Problem to solve →
Exactly repeat all the records below, omitting the images they hold.

Data lines →
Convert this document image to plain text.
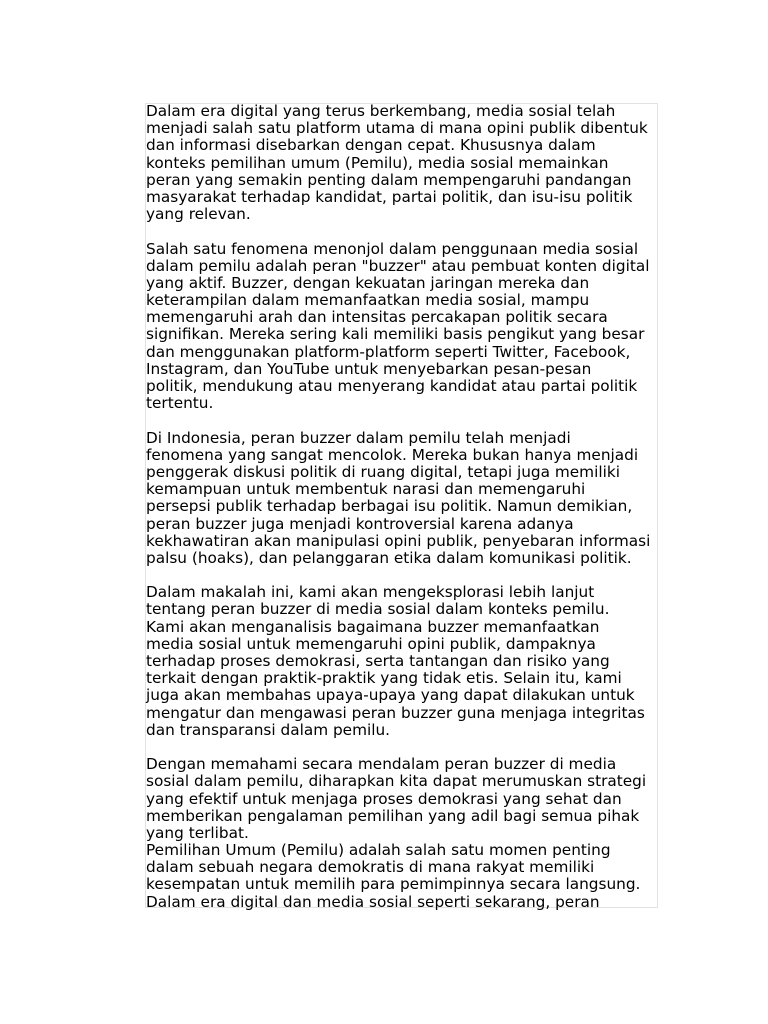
Dalam era digital yang terus berkembang, media sosial telah
menjadi salah satu platform utama di mana opini publik dibentuk
dan informasi disebarkan dengan cepat. Khususnya dalam
konteks pemilihan umum (Pemilu), media sosial memainkan
peran yang semakin penting dalam mempengaruhi pandangan
masyarakat terhadap kandidat, partai politik, dan isu-isu politik
yang relevan.
Salah satu fenomena menonjol dalam penggunaan media sosial
dalam pemilu adalah peran "buzzer" atau pembuat konten digital
yang aktif. Buzzer, dengan kekuatan jaringan mereka dan
keterampilan dalam memanfaatkan media sosial, mampu
memengaruhi arah dan intensitas percakapan politik secara
signifikan. Mereka sering kali memiliki basis pengikut yang besar
dan menggunakan platform-platform seperti Twitter, Facebook,
Instagram, dan YouTube untuk menyebarkan pesan-pesan
politik, mendukung atau menyerang kandidat atau partai politik
tertentu.
Di Indonesia, peran buzzer dalam pemilu telah menjadi
fenomena yang sangat mencolok. Mereka bukan hanya menjadi
penggerak diskusi politik di ruang digital, tetapi juga memiliki
kemampuan untuk membentuk narasi dan memengaruhi
persepsi publik terhadap berbagai isu politik. Namun demikian,
peran buzzer juga menjadi kontroversial karena adanya
kekhawatiran akan manipulasi opini publik, penyebaran informasi
palsu (hoaks), dan pelanggaran etika dalam komunikasi politik.
Dalam makalah ini, kami akan mengeksplorasi lebih lanjut
tentang peran buzzer di media sosial dalam konteks pemilu.
Kami akan menganalisis bagaimana buzzer memanfaatkan
media sosial untuk memengaruhi opini publik, dampaknya
terhadap proses demokrasi, serta tantangan dan risiko yang
terkait dengan praktik-praktik yang tidak etis. Selain itu, kami
juga akan membahas upaya-upaya yang dapat dilakukan untuk
mengatur dan mengawasi peran buzzer guna menjaga integritas
dan transparansi dalam pemilu.
Dengan memahami secara mendalam peran buzzer di media
sosial dalam pemilu, diharapkan kita dapat merumuskan strategi
yang efektif untuk menjaga proses demokrasi yang sehat dan
memberikan pengalaman pemilihan yang adil bagi semua pihak
yang terlibat.
Pemilihan Umum (Pemilu) adalah salah satu momen penting
dalam sebuah negara demokratis di mana rakyat memiliki
kesempatan untuk memilih para pemimpinnya secara langsung.
Dalam era digital dan media sosial seperti sekarang, peran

Answer to this problem →
Convert this document image to plain text.
Dalam era digital yang terus berkembang, media sosial telah
menjadi salah satu platform utama di mana opini publik dibentuk
dan informasi disebarkan dengan cepat. Khususnya dalam
konteks pemilihan umum (Pemilu), media sosial memainkan
peran yang semakin penting dalam mempengaruhi pandangan
masyarakat terhadap kandidat, partai politik, dan isu-isu politik
yang relevan.
Salah satu fenomena menonjol dalam penggunaan media sosial
dalam pemilu adalah peran "buzzer" atau pembuat konten digital
yang aktif. Buzzer, dengan kekuatan jaringan mereka dan
keterampilan dalam memanfaatkan media sosial, mampu
memengaruhi arah dan intensitas percakapan politik secara
signifikan. Mereka sering kali memiliki basis pengikut yang besar
dan menggunakan platform-platform seperti Twitter, Facebook,
Instagram, dan YouTube untuk menyebarkan pesan-pesan
politik, mendukung atau menyerang kandidat atau partai politik
tertentu.
Di Indonesia, peran buzzer dalam pemilu telah menjadi
fenomena yang sangat mencolok. Mereka bukan hanya menjadi
penggerak diskusi politik di ruang digital, tetapi juga memiliki
kemampuan untuk membentuk narasi dan memengaruhi
persepsi publik terhadap berbagai isu politik. Namun demikian,
peran buzzer juga menjadi kontroversial karena adanya
kekhawatiran akan manipulasi opini publik, penyebaran informasi
palsu (hoaks), dan pelanggaran etika dalam komunikasi politik.
Dalam makalah ini, kami akan mengeksplorasi lebih lanjut
tentang peran buzzer di media sosial dalam konteks pemilu.
Kami akan menganalisis bagaimana buzzer memanfaatkan
media sosial untuk memengaruhi opini publik, dampaknya
terhadap proses demokrasi, serta tantangan dan risiko yang
terkait dengan praktik-praktik yang tidak etis. Selain itu, kami
juga akan membahas upaya-upaya yang dapat dilakukan untuk
mengatur dan mengawasi peran buzzer guna menjaga integritas
dan transparansi dalam pemilu.
Dengan memahami secara mendalam peran buzzer di media
sosial dalam pemilu, diharapkan kita dapat merumuskan strategi
yang efektif untuk menjaga proses demokrasi yang sehat dan
memberikan pengalaman pemilihan yang adil bagi semua pihak
yang terlibat.
Pemilihan Umum (Pemilu) adalah salah satu momen penting
dalam sebuah negara demokratis di mana rakyat memiliki
kesempatan untuk memilih para pemimpinnya secara langsung.
Dalam era digital dan media sosial seperti sekarang, peran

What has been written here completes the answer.